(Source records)
>> START
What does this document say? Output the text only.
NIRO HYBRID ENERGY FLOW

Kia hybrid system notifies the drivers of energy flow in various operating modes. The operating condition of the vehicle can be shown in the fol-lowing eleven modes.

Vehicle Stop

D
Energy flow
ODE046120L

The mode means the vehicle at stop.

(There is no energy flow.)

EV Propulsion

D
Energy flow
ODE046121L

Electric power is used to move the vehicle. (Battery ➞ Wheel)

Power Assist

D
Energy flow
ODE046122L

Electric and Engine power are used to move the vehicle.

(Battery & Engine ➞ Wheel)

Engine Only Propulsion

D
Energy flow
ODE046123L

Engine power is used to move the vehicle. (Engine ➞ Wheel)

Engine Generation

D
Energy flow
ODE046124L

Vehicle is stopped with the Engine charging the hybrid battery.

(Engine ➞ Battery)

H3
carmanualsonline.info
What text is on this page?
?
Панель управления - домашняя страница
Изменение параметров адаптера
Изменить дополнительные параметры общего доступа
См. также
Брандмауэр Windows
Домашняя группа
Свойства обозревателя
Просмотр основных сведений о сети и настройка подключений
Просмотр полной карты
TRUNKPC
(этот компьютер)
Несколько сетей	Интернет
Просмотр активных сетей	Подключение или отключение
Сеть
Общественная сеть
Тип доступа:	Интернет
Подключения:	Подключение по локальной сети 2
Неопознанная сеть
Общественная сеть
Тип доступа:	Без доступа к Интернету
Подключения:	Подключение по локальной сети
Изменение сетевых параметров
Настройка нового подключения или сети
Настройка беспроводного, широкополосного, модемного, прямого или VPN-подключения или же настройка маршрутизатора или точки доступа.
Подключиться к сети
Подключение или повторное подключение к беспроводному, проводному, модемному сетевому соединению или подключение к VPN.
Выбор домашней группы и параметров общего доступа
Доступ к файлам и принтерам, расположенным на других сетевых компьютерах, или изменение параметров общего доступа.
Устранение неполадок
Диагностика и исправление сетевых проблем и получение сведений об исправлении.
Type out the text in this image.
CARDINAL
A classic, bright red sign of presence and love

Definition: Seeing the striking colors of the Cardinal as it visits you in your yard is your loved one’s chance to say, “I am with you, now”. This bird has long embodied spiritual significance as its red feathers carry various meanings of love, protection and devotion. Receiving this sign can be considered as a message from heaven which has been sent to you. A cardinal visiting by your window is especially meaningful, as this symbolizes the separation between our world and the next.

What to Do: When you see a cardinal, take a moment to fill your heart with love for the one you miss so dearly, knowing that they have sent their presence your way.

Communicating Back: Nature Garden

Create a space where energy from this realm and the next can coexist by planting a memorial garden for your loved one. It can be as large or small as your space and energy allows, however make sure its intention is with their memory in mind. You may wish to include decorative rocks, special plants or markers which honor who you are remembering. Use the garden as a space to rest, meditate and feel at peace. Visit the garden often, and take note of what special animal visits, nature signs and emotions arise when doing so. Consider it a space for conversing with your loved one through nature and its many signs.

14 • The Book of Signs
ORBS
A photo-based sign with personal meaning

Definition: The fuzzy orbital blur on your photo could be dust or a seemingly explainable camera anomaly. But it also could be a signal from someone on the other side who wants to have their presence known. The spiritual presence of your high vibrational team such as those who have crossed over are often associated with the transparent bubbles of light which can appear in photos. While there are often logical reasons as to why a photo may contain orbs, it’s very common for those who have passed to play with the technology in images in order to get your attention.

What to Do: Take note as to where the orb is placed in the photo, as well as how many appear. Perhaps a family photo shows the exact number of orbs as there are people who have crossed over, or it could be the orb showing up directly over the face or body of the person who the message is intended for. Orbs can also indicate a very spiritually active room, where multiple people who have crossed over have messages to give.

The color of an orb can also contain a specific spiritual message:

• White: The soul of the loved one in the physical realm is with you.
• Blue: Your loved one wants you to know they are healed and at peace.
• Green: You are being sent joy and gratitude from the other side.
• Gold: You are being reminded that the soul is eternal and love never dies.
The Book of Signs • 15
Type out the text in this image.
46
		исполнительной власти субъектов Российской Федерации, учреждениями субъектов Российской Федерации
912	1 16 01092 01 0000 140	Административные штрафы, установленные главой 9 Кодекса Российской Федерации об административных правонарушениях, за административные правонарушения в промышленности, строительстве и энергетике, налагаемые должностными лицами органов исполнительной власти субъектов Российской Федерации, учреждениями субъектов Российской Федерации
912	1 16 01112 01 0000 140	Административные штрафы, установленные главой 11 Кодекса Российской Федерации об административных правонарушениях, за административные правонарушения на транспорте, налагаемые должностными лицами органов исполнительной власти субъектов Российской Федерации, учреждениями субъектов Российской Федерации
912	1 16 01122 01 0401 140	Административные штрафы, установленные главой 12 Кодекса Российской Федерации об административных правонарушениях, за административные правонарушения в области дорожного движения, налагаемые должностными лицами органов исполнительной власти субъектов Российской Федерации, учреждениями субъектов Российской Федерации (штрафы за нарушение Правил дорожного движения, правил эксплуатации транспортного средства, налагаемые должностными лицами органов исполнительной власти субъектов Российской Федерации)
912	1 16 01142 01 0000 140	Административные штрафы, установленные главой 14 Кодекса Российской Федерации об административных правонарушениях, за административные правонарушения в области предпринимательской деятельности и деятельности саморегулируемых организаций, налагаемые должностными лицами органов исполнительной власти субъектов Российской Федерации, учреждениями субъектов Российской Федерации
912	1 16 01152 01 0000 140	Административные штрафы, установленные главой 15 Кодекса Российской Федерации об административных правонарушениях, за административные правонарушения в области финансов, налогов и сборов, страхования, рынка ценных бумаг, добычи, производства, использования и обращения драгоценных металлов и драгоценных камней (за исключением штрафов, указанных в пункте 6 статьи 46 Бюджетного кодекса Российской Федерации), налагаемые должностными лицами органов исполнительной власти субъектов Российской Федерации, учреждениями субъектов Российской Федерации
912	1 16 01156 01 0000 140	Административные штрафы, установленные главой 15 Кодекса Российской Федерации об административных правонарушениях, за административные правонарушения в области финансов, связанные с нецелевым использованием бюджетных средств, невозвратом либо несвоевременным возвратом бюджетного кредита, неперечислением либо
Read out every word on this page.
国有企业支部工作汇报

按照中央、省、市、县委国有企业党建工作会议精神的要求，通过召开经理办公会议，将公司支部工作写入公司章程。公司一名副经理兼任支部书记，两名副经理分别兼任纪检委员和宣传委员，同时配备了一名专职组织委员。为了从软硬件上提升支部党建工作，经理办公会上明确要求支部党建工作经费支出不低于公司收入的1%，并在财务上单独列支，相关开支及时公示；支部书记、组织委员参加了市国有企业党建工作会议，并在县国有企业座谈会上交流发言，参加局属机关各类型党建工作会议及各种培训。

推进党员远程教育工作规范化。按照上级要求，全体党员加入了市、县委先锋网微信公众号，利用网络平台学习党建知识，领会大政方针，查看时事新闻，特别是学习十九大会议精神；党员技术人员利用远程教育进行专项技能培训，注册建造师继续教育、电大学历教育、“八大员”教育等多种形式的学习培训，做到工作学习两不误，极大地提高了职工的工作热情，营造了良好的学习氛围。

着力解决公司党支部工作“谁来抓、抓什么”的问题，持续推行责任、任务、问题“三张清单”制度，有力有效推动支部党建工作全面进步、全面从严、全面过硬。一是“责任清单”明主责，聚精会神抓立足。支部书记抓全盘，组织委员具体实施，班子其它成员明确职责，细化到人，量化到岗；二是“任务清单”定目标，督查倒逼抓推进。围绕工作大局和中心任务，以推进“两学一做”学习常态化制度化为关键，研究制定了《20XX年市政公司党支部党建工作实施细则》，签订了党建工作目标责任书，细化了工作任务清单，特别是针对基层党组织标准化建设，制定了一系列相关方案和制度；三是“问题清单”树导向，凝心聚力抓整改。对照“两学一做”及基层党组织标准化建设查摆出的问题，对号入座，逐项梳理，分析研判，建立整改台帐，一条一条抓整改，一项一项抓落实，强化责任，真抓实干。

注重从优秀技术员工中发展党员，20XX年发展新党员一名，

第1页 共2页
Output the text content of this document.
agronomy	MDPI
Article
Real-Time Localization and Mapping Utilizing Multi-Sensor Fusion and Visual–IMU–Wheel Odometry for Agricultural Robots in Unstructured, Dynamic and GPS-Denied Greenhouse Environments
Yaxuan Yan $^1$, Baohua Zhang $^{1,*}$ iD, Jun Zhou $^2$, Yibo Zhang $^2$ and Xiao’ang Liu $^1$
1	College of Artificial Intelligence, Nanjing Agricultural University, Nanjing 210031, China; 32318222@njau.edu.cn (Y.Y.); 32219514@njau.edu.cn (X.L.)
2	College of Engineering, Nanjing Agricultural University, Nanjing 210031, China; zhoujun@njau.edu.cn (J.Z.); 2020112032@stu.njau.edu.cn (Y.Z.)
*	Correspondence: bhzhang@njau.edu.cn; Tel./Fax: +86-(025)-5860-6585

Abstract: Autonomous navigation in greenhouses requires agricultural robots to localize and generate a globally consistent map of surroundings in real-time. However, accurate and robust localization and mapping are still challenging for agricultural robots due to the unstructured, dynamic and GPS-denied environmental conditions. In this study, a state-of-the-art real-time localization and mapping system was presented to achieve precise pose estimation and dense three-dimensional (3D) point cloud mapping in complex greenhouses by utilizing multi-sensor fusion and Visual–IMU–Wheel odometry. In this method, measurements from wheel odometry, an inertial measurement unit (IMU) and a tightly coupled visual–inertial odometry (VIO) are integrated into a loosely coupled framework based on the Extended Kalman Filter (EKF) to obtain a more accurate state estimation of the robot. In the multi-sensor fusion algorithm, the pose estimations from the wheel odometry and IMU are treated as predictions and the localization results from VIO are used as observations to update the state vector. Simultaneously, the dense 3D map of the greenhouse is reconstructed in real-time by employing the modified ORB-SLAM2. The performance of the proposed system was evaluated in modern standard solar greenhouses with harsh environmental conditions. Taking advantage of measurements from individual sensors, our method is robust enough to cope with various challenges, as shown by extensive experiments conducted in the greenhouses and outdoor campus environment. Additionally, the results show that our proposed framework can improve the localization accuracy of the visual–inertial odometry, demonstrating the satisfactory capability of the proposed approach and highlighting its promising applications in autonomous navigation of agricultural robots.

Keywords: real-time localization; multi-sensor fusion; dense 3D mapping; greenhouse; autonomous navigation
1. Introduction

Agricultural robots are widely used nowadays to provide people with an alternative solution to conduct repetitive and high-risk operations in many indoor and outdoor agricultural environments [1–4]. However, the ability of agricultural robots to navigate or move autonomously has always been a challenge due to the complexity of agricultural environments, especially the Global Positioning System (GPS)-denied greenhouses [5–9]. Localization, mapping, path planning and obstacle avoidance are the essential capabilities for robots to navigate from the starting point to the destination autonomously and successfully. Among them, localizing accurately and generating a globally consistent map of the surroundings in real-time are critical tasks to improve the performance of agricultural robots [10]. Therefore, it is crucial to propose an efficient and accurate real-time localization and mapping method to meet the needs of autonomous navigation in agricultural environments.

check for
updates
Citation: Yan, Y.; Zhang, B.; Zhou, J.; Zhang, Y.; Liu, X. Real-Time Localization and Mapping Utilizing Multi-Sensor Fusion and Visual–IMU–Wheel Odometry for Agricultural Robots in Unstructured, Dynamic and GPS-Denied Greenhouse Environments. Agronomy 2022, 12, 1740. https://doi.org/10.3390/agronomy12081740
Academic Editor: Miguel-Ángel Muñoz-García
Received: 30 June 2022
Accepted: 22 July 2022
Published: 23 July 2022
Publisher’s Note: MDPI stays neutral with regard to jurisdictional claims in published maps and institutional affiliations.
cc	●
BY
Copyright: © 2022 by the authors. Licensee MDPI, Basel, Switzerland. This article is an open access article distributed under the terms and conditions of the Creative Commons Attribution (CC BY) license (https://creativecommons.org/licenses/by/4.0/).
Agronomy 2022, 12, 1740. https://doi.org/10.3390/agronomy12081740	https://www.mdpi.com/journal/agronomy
>> END
§ Problem requirements
Give nothing but the number of lines containing the string "China".

§ In response
2